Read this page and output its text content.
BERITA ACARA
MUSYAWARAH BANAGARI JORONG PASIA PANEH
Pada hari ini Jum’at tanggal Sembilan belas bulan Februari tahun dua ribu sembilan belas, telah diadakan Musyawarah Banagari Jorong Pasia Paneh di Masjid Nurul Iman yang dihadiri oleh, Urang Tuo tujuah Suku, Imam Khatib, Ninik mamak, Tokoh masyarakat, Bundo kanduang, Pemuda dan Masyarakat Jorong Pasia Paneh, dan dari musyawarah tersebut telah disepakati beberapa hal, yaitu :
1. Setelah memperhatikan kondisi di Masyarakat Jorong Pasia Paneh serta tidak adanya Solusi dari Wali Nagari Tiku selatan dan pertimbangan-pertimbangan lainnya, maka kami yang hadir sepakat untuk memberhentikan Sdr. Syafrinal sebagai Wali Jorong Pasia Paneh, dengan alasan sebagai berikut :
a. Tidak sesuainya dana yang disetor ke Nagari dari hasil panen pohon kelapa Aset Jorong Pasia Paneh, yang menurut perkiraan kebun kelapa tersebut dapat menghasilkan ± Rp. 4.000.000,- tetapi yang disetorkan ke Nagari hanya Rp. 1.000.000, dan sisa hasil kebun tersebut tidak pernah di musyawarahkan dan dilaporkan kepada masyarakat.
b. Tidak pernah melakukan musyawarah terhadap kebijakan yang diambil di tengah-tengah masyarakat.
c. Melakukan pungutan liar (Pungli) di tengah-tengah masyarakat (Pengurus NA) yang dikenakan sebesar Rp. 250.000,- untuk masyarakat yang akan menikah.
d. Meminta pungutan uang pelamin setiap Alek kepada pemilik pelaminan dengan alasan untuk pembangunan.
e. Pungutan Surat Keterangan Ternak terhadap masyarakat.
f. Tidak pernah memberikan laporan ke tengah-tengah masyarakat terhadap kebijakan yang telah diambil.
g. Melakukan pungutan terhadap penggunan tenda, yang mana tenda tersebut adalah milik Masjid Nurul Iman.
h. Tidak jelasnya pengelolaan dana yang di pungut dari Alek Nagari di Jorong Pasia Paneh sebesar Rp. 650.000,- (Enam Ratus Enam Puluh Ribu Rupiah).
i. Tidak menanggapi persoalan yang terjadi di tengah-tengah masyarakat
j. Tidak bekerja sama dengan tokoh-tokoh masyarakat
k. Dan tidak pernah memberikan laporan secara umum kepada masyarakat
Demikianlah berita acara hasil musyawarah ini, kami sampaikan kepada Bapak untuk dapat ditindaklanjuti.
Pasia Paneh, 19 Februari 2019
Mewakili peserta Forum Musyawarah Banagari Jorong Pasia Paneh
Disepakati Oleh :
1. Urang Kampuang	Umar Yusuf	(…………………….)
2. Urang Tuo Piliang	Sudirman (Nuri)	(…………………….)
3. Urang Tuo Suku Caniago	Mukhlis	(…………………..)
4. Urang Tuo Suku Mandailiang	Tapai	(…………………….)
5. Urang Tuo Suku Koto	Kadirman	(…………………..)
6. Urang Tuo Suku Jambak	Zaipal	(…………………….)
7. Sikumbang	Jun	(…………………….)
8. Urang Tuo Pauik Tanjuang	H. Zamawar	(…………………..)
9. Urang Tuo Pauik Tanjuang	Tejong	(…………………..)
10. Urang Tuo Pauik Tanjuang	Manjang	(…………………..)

::::::::

What is required
Repeat every line of the material exactly as given.

Output of the task
Read this page and output its text content.
BERITA ACARA
MUSYAWARAH BANAGARI JORONG PASIA PANEH
Pada hari ini Jum’at tanggal Sembilan belas bulan Februari tahun dua ribu sembilan belas, telah diadakan Musyawarah Banagari Jorong Pasia Paneh di Masjid Nurul Iman yang dihadiri oleh, Urang Tuo tujuah Suku, Imam Khatib, Ninik mamak, Tokoh masyarakat, Bundo kanduang, Pemuda dan Masyarakat Jorong Pasia Paneh, dan dari musyawarah tersebut telah disepakati beberapa hal, yaitu :
1. Setelah memperhatikan kondisi di Masyarakat Jorong Pasia Paneh serta tidak adanya Solusi dari Wali Nagari Tiku selatan dan pertimbangan-pertimbangan lainnya, maka kami yang hadir sepakat untuk memberhentikan Sdr. Syafrinal sebagai Wali Jorong Pasia Paneh, dengan alasan sebagai berikut :
a. Tidak sesuainya dana yang disetor ke Nagari dari hasil panen pohon kelapa Aset Jorong Pasia Paneh, yang menurut perkiraan kebun kelapa tersebut dapat menghasilkan ± Rp. 4.000.000,- tetapi yang disetorkan ke Nagari hanya Rp. 1.000.000, dan sisa hasil kebun tersebut tidak pernah di musyawarahkan dan dilaporkan kepada masyarakat.
b. Tidak pernah melakukan musyawarah terhadap kebijakan yang diambil di tengah-tengah masyarakat.
c. Melakukan pungutan liar (Pungli) di tengah-tengah masyarakat (Pengurus NA) yang dikenakan sebesar Rp. 250.000,- untuk masyarakat yang akan menikah.
d. Meminta pungutan uang pelamin setiap Alek kepada pemilik pelaminan dengan alasan untuk pembangunan.
e. Pungutan Surat Keterangan Ternak terhadap masyarakat.
f. Tidak pernah memberikan laporan ke tengah-tengah masyarakat terhadap kebijakan yang telah diambil.
g. Melakukan pungutan terhadap penggunan tenda, yang mana tenda tersebut adalah milik Masjid Nurul Iman.
h. Tidak jelasnya pengelolaan dana yang di pungut dari Alek Nagari di Jorong Pasia Paneh sebesar Rp. 650.000,- (Enam Ratus Enam Puluh Ribu Rupiah).
i. Tidak menanggapi persoalan yang terjadi di tengah-tengah masyarakat
j. Tidak bekerja sama dengan tokoh-tokoh masyarakat
k. Dan tidak pernah memberikan laporan secara umum kepada masyarakat
Demikianlah berita acara hasil musyawarah ini, kami sampaikan kepada Bapak untuk dapat ditindaklanjuti.
Pasia Paneh, 19 Februari 2019
Mewakili peserta Forum Musyawarah Banagari Jorong Pasia Paneh
Disepakati Oleh :
1. Urang Kampuang	Umar Yusuf	(…………………….)
2. Urang Tuo Piliang	Sudirman (Nuri)	(…………………….)
3. Urang Tuo Suku Caniago	Mukhlis	(…………………..)
4. Urang Tuo Suku Mandailiang	Tapai	(…………………….)
5. Urang Tuo Suku Koto	Kadirman	(…………………..)
6. Urang Tuo Suku Jambak	Zaipal	(…………………….)
7. Sikumbang	Jun	(…………………….)
8. Urang Tuo Pauik Tanjuang	H. Zamawar	(…………………..)
9. Urang Tuo Pauik Tanjuang	Tejong	(…………………..)
10. Urang Tuo Pauik Tanjuang	Manjang	(…………………..)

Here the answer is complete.